* **課題**
1. 本文の「ペラ2枚もあれば、それは表現できて当たり前だ。」から「その感情に全く至らないのなら、辞めるか、一から修行しなおしだ。」までを、一字も変えずに書き写せ。
2. 本文が作品の種類ごとに挙げている、書くべきあらすじの組み合わせをすべて書き出せ。

* **本文**
■ ■ ■
2014年04月16日

あらすじを書こう

ごくごく基本的なことなのに、
いつまでたっても難しいこと。
それは、あらすじを上手に書くことだ。


国語教育的な、何があって、次に何があって、というような、
客観的には正しいが詰まらないあらすじは、どうでもよい。
ここでは、もっと実践的なあらすじのことだ。

実践的なあらすじの理想は、
あらすじの段階で既に面白いことだ。



ここでいう「面白い」とは、
作品の本質的な面白さのことだ。

作品が落ちで大爆笑するなら、そのように大爆笑するようなあらすじを書く。
作品が泣ける話なら、少なくとも涙がにじむようなあらすじを書く。
作品がトリックにうなるなら、うなるようなあらすじを書く。
作品がハラハラドキドキなら、先が読みたくなるあらすじを書く。
作品が燃える展開なら、アツイあらすじを書く。
(例えば先日の桃太郎は、これ)

つまり、その作品の一番大事な面白さが、
一番表現できている、あらすじでなければならない。


僕は大体A4で1、2枚に書くから、800から1500字ぐらいだと思う。

それで冒頭から結末まで書いたとき、
ラストシーンを読み終えて、
その作品を見終えたような感情を抱かなくてはならない。

「ロッキー」のあらすじを書くなら、最後のエイドリアンを呼ぶ場面で、
男のプライドを取り戻した、えもいわれぬ感情を抱かせなくてはならない。
「カリオストロの城」のあらすじを書くなら、
やつが盗んだのは、あなたの心です、の銭型の台詞で、
全ての感情がビシリと決まり、またいつものおっかけっこに戻る、
凄い冒険が終わって、ほっとしたようなさみしいような、
そんな感情を抱かせなくてはならない。

つくったあとの作品がもたらす、
その深さには及ばなくとも、
この方向の感情を抱かせる作品なのだ、
という読後感を、あらすじで表現しなければならないのだ。

ペラ2枚もあれば、それは表現できて当たり前だ。
それが出来ないのなら、
あなたに文章力がなく、作家に向いていないか、
まだその感情に至るほどの、話がうまく出来上がっていないかのどちらかである。

前者かどうかを判断するには、
マイベストムービーから選んで、
そのあらすじを書いてみることだ。
それを自分で読んだり他人に見せたりして、
その感情に全く至らないのなら、辞めるか、一から修行しなおしだ。
あらすじ100本ノックでもやってみたまえ。

どんな面白い映画でも、その面白さの本質をとらえ、
それを的確なあらすじに書けるようになったら、
あなたの考える、新しい面白さを持った話の、
あらすじを書いてみるといいだろう。

文章力があるのにも関わらず、
あまり感情をゆさぶらないのなら、
まだあらすじすら、完成ではない。
■ ■ ■
* **利用できるデータ**
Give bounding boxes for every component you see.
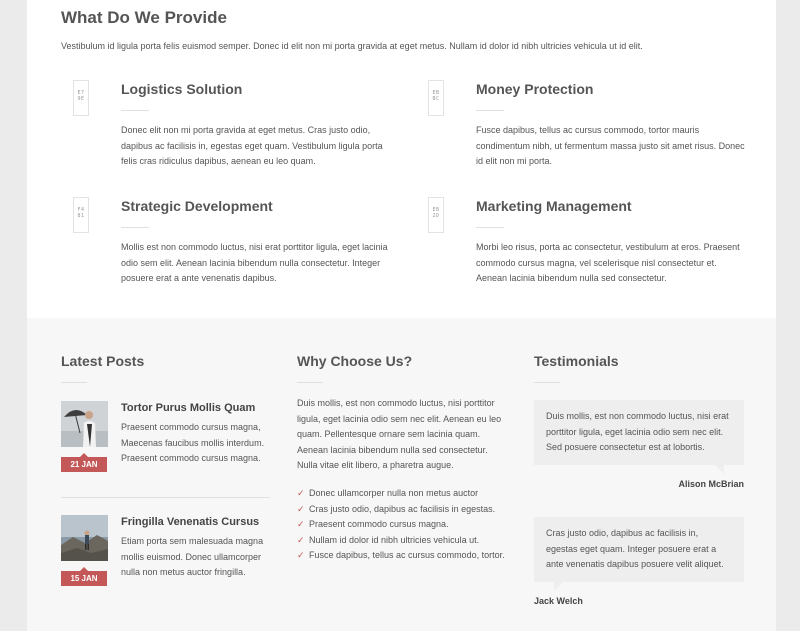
■ ■ ■
* **課題の解答**
1.
ペラ2枚もあれば、それは表現できて当たり前だ。
それが出来ないのなら、
あなたに文章力がなく、作家に向いていないか、
まだその感情に至るほどの、話がうまく出来上がっていないかのどちらかである。

前者かどうかを判断するには、
マイベストムービーから選んで、
そのあらすじを書いてみることだ。
それを自分で読んだり他人に見せたりして、
その感情に全く至らないのなら、辞めるか、一から修行しなおしだ。

2.
- 落ちで大爆笑する作品：大爆笑するようなあらすじ
- 泣ける話：少なくとも涙がにじむようなあらすじ
- トリックにうなる作品：うなるようなあらすじ
- ハラハラドキドキの作品：先が読みたくなるあらすじ
- 燃える展開の作品：アツイあらすじ